### Data provided
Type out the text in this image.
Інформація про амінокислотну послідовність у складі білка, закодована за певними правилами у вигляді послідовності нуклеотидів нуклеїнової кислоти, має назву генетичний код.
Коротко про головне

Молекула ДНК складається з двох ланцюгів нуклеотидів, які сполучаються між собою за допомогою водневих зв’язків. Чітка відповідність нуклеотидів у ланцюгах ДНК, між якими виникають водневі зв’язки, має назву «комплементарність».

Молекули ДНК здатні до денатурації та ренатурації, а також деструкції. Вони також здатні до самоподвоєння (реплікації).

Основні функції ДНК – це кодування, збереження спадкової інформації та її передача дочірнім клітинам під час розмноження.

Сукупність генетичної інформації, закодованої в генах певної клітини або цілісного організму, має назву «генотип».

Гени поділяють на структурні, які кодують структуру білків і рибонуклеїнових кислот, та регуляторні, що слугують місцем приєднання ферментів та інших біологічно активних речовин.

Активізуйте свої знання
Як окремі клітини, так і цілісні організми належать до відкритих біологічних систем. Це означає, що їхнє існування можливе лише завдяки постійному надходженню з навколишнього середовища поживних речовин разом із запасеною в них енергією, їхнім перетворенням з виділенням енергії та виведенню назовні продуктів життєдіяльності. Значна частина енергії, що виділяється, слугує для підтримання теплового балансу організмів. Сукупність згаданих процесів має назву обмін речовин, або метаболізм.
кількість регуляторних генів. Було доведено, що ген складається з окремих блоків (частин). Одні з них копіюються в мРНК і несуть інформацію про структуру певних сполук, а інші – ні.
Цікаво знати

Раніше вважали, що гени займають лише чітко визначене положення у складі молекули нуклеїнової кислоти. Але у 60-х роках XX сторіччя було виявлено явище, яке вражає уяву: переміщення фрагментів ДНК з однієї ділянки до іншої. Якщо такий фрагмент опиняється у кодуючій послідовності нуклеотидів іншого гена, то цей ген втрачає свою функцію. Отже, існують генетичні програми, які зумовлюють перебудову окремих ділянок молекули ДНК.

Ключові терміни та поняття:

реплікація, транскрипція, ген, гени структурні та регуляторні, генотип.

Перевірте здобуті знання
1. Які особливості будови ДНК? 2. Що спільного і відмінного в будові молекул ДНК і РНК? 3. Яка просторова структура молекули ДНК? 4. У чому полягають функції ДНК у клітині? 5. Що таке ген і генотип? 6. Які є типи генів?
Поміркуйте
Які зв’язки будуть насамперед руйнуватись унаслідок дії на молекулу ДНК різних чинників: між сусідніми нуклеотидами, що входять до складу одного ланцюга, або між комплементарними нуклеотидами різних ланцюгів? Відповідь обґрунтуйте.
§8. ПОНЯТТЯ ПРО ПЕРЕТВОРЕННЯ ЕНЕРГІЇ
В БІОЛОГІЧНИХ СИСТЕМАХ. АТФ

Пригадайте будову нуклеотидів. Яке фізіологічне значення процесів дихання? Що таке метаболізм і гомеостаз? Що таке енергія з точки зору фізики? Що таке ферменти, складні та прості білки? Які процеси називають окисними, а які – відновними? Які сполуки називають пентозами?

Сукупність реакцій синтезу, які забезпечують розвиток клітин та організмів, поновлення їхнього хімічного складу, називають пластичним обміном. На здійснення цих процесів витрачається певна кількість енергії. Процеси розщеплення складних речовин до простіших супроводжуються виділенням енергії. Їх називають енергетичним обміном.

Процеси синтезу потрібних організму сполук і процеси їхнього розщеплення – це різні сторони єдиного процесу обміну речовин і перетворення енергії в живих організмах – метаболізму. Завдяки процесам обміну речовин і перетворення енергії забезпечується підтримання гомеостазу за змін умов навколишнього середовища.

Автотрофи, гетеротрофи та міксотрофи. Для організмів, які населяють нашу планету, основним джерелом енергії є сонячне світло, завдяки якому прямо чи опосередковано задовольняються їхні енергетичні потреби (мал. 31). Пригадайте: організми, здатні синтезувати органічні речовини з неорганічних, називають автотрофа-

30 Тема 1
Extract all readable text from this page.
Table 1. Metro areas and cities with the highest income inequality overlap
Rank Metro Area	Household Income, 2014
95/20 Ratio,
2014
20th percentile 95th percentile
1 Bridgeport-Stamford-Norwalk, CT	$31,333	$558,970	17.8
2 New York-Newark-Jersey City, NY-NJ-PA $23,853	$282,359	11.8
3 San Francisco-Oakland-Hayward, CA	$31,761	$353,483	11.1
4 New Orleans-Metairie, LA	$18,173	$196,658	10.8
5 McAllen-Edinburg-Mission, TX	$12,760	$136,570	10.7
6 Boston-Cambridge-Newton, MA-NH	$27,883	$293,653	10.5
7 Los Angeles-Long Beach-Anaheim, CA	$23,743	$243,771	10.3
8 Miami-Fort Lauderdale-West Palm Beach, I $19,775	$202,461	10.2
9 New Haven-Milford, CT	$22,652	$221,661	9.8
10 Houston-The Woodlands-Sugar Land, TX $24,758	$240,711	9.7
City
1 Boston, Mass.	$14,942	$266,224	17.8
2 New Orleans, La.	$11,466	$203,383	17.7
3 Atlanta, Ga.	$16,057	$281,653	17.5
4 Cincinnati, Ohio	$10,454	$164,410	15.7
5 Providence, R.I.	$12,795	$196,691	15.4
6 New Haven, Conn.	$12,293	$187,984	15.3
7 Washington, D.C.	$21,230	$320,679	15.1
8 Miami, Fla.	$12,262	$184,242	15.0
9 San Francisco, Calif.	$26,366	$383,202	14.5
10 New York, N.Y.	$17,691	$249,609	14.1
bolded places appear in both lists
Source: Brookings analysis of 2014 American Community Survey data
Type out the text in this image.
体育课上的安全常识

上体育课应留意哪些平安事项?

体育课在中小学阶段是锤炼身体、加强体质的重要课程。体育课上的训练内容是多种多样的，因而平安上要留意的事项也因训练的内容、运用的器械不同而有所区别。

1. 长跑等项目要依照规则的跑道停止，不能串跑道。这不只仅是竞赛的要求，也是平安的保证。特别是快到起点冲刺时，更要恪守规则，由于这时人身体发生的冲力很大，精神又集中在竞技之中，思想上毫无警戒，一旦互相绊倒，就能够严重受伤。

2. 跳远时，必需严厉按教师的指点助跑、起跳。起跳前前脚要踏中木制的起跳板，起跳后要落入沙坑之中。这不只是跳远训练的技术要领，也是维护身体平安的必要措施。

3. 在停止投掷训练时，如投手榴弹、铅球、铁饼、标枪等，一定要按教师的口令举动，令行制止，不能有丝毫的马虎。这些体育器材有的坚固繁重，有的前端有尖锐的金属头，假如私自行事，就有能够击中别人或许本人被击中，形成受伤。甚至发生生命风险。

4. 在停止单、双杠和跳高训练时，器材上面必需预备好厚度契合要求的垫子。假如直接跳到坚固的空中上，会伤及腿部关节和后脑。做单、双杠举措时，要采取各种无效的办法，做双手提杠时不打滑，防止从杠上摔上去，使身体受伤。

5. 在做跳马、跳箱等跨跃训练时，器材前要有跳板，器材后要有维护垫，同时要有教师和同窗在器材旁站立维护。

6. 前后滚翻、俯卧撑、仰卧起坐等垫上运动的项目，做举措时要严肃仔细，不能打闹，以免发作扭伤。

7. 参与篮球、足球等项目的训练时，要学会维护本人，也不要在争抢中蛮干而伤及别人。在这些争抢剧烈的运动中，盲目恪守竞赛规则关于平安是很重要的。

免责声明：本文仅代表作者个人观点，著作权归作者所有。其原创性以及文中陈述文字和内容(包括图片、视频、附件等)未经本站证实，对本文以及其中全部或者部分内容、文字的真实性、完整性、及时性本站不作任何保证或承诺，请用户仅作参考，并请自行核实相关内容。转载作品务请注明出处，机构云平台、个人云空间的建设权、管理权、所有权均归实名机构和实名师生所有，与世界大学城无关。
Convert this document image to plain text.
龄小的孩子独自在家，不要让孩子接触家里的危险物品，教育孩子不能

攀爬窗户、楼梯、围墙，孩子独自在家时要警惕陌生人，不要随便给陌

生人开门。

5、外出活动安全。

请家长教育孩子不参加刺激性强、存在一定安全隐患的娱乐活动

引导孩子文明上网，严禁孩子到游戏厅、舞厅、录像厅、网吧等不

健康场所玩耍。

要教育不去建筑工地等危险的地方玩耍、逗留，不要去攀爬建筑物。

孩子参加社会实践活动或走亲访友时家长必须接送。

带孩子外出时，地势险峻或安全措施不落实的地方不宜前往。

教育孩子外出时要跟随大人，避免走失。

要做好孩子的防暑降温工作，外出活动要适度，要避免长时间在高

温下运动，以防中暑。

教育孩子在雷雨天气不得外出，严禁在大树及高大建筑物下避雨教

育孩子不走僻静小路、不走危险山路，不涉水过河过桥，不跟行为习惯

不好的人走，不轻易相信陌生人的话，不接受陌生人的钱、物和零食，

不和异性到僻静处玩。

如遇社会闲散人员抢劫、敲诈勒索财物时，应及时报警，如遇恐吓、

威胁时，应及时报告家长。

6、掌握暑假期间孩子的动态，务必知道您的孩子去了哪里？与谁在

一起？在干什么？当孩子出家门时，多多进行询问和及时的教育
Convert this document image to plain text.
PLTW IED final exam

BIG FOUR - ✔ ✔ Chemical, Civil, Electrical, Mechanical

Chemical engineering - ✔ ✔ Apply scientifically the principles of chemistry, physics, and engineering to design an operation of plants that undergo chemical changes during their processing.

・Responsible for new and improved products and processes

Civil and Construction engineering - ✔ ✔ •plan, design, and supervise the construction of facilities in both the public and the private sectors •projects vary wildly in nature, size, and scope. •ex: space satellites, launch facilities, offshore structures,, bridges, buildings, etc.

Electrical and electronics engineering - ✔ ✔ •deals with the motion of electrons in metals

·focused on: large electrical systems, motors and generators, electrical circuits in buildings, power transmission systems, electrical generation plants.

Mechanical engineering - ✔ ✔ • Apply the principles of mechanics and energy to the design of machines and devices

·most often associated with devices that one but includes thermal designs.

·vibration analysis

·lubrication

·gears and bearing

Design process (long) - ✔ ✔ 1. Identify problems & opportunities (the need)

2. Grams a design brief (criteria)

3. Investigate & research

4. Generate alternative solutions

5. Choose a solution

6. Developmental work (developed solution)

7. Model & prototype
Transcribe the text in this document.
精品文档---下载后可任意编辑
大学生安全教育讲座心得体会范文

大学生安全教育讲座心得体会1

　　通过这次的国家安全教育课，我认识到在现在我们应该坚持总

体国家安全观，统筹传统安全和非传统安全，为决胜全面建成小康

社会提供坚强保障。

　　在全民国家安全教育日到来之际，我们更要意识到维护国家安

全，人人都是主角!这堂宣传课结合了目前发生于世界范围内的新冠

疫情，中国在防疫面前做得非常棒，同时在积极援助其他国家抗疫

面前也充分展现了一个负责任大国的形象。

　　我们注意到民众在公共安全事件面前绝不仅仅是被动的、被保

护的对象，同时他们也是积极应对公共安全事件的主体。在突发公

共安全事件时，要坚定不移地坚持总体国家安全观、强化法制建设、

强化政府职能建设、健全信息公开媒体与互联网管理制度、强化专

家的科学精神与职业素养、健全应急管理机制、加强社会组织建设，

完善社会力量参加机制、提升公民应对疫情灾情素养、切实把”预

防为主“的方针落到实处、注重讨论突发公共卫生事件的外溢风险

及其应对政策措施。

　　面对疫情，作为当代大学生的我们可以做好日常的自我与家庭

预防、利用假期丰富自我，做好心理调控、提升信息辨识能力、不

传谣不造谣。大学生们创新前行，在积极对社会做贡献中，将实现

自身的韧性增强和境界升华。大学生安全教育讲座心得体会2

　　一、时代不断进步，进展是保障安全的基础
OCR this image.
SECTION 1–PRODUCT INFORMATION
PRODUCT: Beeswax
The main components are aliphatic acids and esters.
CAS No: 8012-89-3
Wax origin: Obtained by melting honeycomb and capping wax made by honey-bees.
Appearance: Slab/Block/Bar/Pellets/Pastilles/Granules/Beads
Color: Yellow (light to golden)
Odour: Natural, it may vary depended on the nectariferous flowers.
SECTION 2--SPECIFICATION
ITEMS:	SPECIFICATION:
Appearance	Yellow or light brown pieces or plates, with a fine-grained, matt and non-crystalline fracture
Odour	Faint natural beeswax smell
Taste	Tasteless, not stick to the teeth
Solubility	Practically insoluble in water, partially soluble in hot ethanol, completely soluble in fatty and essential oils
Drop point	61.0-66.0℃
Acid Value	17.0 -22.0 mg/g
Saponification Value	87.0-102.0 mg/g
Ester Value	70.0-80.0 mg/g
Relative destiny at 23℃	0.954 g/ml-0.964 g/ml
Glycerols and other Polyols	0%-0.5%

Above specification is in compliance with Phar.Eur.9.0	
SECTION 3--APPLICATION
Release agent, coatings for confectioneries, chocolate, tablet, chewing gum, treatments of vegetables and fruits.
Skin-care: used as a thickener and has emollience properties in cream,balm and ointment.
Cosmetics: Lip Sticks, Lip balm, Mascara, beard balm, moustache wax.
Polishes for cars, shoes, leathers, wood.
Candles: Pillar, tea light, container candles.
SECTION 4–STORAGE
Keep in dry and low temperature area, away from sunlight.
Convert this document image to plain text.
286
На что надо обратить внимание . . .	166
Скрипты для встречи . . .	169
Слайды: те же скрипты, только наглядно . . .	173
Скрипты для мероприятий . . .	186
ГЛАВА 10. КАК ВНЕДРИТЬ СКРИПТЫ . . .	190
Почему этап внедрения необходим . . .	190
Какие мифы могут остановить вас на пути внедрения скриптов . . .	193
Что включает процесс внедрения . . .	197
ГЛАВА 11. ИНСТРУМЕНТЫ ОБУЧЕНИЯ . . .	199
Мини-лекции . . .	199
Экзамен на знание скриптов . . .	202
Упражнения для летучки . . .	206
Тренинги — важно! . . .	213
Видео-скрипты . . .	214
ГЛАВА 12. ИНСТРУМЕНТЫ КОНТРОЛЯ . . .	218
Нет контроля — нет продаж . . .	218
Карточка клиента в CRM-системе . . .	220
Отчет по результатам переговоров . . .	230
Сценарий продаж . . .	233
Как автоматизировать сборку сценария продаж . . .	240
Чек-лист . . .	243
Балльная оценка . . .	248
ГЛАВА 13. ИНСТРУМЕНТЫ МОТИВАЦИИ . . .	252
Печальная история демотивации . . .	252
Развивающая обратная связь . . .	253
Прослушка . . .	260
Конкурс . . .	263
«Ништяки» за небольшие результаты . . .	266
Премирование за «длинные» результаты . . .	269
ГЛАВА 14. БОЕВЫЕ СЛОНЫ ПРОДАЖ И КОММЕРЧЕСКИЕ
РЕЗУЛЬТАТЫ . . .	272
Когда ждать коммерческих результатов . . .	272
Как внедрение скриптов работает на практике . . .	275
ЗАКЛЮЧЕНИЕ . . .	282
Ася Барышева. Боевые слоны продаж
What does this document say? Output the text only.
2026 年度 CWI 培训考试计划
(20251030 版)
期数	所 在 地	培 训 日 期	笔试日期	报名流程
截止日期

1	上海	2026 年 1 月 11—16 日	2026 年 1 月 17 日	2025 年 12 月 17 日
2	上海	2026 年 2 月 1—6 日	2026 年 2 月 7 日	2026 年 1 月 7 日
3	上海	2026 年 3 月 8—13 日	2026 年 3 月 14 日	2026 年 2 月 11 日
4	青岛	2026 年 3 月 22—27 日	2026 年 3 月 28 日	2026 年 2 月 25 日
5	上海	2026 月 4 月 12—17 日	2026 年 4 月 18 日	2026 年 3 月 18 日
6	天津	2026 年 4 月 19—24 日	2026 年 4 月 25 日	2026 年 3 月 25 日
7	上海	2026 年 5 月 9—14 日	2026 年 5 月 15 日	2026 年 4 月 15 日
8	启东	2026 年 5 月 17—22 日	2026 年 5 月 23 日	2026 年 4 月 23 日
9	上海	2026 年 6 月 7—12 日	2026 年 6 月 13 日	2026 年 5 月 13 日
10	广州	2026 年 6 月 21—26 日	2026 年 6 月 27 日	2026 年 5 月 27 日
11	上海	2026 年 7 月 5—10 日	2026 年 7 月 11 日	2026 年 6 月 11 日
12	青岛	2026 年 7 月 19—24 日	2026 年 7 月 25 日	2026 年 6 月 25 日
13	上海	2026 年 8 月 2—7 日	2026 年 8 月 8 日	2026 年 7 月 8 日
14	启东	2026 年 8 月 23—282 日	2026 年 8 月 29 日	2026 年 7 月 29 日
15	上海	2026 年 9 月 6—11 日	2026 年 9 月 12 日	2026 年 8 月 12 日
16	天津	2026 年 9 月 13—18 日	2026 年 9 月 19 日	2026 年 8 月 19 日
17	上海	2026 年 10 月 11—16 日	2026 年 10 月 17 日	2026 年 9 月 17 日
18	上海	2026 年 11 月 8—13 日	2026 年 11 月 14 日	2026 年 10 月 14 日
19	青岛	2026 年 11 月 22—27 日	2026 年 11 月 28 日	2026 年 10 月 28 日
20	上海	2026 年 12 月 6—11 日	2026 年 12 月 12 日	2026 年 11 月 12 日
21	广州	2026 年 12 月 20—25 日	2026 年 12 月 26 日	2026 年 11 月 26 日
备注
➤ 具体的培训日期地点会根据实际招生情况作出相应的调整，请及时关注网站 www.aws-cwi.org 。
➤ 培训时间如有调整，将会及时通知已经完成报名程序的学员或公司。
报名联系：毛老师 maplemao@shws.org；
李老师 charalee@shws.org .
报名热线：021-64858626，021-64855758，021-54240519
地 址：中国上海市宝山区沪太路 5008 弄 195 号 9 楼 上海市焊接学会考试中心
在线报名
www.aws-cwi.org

### What the exercise asks
List each line holding the string "principles".

### Task response
Chemical engineering - ✔ ✔ Apply scientifically the principles of chemistry, physics, and engineering to design an operation of plants that undergo chemical changes during their processing.
Mechanical engineering - ✔ ✔ • Apply the principles of mechanics and energy to the design of machines and devices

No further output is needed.